- [Task statement]
Select from the records below every line that has the word "Instagram" in it.

- [Given entries]

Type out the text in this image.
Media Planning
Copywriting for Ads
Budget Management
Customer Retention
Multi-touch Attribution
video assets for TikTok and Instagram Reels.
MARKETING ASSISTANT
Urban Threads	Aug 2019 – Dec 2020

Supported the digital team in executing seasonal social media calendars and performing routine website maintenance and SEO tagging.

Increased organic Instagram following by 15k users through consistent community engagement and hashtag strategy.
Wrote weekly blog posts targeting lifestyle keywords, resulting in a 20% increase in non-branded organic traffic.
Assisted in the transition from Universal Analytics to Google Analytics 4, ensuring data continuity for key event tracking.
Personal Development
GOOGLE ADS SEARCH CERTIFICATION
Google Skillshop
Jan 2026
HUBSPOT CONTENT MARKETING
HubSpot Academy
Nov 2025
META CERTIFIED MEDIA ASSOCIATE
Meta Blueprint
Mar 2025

- [The result]
video assets for TikTok and Instagram Reels.
Increased organic Instagram following by 15k users through consistent community engagement and hashtag strategy.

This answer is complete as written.